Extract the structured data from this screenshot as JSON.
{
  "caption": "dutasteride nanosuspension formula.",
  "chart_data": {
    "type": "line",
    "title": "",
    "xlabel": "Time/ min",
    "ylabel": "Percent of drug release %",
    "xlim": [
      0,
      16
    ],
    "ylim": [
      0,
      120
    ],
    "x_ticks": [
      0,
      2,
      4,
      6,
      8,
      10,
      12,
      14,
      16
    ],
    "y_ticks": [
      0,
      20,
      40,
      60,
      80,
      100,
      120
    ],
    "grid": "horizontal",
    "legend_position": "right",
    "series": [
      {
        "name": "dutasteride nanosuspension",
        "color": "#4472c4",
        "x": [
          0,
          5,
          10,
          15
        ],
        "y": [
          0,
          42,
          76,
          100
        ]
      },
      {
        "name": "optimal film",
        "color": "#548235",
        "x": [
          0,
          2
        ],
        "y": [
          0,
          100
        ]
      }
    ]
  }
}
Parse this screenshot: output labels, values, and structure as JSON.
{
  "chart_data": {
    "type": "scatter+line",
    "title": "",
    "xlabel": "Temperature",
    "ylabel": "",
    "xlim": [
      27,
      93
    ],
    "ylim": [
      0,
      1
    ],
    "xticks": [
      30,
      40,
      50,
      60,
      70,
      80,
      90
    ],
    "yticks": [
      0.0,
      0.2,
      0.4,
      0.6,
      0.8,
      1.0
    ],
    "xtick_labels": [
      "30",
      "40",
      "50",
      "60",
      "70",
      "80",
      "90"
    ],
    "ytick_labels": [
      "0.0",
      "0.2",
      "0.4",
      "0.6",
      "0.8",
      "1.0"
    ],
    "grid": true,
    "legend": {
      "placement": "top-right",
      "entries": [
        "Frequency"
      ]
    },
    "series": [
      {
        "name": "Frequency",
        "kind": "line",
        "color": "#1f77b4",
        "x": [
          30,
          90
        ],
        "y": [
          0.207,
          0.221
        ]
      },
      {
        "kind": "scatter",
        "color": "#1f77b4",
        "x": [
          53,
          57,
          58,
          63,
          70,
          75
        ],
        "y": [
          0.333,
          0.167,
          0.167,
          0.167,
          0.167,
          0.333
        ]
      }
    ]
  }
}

———

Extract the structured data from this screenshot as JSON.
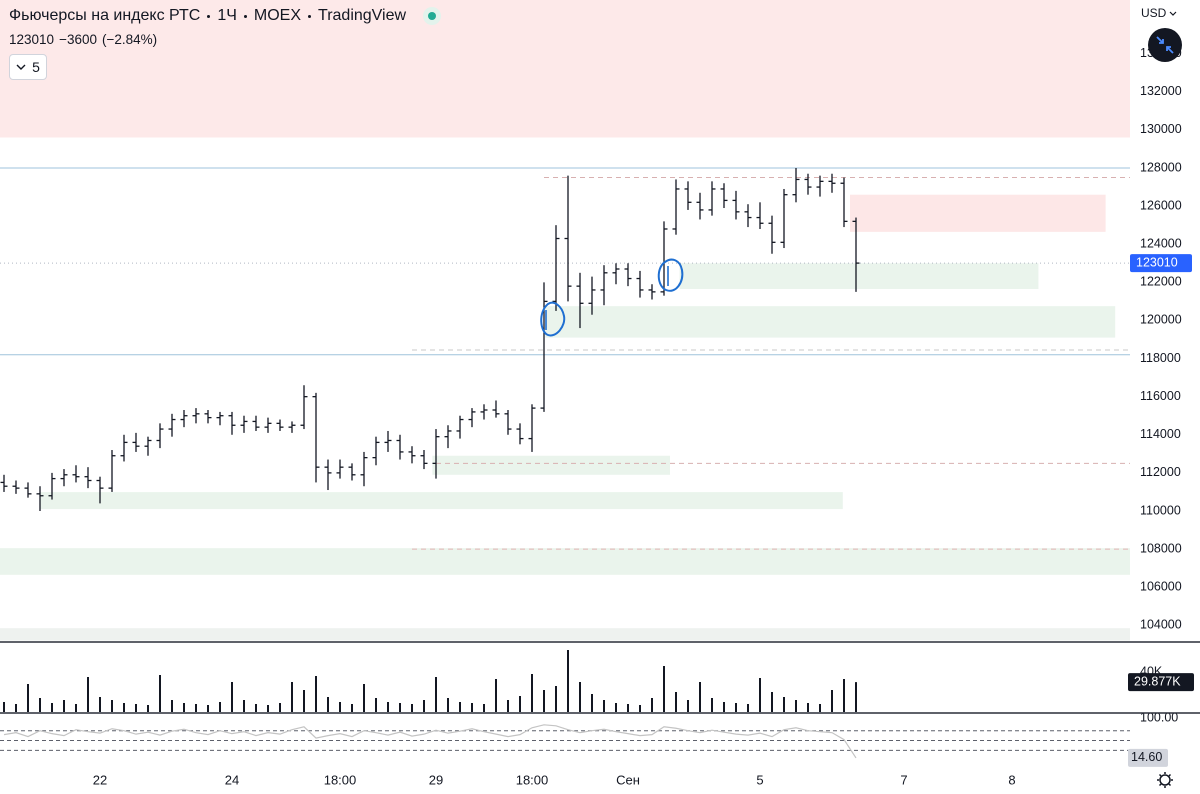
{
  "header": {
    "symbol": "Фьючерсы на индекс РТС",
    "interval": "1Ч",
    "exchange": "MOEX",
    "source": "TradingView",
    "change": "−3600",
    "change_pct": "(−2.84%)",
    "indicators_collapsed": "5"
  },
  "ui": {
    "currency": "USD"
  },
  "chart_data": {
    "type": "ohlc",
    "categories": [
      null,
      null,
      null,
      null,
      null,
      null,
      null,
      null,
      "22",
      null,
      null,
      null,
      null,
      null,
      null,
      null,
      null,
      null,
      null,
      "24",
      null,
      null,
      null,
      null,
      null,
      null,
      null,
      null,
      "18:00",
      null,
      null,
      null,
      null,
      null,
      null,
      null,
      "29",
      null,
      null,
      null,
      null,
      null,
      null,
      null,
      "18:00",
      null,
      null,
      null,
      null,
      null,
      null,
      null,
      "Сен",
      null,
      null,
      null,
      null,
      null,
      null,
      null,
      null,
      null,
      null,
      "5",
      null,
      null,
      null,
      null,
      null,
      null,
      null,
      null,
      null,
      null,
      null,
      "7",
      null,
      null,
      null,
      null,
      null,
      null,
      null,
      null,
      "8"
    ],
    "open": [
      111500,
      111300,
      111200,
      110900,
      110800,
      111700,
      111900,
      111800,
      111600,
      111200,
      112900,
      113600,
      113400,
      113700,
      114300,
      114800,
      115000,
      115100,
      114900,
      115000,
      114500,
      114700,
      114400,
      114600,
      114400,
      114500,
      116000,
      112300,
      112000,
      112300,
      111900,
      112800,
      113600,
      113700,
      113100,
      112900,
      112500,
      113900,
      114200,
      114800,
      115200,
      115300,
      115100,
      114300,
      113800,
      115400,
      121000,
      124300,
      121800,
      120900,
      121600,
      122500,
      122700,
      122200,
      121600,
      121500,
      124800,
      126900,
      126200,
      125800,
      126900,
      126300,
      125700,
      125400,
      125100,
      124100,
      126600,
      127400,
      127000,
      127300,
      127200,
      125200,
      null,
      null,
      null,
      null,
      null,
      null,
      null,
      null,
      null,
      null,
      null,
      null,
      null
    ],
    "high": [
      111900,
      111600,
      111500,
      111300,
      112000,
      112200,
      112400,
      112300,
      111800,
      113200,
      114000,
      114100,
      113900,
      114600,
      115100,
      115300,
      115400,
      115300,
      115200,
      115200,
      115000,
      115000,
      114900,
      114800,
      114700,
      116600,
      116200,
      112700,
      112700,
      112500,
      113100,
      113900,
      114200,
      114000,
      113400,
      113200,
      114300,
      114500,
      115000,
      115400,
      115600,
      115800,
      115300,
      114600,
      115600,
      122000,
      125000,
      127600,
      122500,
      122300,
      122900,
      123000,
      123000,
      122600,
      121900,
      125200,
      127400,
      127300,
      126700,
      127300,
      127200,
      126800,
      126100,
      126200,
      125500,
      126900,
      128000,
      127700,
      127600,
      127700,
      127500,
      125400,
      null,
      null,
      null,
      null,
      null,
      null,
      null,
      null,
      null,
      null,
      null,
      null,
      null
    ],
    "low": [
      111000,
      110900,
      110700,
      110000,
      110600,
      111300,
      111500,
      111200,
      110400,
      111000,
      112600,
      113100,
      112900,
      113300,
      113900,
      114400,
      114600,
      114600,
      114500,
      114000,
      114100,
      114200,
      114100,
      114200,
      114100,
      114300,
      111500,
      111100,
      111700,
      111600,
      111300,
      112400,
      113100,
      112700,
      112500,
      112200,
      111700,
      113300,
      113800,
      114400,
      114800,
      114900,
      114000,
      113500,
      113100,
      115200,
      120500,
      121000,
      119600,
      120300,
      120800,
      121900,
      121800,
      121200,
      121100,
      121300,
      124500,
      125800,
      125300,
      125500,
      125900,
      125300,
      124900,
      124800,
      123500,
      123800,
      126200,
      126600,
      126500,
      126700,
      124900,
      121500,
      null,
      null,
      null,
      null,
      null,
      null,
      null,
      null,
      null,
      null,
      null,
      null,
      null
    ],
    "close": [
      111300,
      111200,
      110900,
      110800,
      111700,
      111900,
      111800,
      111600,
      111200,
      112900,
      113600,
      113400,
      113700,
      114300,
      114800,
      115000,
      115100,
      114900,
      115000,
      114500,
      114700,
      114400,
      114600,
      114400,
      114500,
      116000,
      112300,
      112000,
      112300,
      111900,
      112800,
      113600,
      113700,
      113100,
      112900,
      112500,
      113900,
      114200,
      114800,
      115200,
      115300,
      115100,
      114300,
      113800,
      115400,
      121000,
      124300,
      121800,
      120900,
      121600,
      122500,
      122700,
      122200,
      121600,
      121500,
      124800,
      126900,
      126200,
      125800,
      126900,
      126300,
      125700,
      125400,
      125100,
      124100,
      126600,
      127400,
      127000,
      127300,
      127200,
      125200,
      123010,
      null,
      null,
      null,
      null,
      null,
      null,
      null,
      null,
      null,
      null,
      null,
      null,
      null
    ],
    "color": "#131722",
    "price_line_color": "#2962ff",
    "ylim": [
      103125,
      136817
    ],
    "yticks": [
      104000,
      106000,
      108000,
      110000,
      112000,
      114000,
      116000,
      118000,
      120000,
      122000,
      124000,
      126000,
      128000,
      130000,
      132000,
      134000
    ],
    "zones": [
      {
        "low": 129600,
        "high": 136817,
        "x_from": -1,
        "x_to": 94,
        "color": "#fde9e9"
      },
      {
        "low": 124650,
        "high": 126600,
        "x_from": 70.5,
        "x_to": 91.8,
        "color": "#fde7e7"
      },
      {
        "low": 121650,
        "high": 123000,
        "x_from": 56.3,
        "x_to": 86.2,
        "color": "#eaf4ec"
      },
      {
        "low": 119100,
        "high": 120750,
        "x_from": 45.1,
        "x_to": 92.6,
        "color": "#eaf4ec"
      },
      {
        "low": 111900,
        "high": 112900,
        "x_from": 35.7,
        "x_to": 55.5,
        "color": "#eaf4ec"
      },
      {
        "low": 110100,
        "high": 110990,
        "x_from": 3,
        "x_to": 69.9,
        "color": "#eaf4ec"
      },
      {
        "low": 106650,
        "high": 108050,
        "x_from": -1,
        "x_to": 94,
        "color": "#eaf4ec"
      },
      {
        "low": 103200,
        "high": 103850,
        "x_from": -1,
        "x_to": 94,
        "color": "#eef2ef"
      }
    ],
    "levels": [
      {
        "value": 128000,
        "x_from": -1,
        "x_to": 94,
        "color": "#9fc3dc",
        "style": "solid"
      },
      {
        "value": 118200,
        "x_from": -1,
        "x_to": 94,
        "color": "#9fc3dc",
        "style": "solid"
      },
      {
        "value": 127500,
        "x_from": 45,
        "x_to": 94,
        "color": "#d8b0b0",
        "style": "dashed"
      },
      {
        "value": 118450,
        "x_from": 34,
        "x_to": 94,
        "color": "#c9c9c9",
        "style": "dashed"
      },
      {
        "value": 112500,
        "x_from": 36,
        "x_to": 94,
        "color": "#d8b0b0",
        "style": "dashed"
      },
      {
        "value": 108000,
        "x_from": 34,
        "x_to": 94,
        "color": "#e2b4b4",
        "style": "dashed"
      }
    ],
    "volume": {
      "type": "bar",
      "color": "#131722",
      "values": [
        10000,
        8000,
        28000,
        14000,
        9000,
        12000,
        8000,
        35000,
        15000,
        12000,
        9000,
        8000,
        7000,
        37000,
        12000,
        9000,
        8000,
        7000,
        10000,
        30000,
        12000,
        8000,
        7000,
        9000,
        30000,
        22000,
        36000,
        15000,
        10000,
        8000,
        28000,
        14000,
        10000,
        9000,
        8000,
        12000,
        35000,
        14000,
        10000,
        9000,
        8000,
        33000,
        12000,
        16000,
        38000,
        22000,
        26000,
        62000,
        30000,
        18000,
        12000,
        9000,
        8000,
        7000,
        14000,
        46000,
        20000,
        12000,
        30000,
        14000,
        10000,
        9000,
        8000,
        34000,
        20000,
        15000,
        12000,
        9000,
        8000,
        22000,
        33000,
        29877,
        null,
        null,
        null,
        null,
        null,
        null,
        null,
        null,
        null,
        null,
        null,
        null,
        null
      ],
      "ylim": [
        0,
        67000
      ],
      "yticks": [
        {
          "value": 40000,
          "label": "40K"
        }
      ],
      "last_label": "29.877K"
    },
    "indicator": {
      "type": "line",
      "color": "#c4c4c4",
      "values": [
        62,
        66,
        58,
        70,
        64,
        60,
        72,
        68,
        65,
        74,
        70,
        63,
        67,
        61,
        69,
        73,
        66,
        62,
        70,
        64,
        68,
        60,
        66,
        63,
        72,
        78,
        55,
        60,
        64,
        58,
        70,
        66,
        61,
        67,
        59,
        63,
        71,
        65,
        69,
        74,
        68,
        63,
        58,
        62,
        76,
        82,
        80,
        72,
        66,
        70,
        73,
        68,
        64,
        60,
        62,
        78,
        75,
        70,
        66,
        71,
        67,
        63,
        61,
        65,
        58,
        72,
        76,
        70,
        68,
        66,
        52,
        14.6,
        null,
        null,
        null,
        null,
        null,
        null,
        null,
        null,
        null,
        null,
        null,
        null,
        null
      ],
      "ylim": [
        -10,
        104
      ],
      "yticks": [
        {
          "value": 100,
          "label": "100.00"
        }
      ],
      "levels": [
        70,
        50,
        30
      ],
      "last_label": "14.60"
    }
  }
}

———

Task requirements → Check each line above for "high" and return the ones that have it.

Reply →
    "high": [
        "high": 136817,
        "high": 126600,
        "high": 123000,
        "high": 120750,
        "high": 112900,
        "high": 110990,
        "high": 108050,
        "high": 103850,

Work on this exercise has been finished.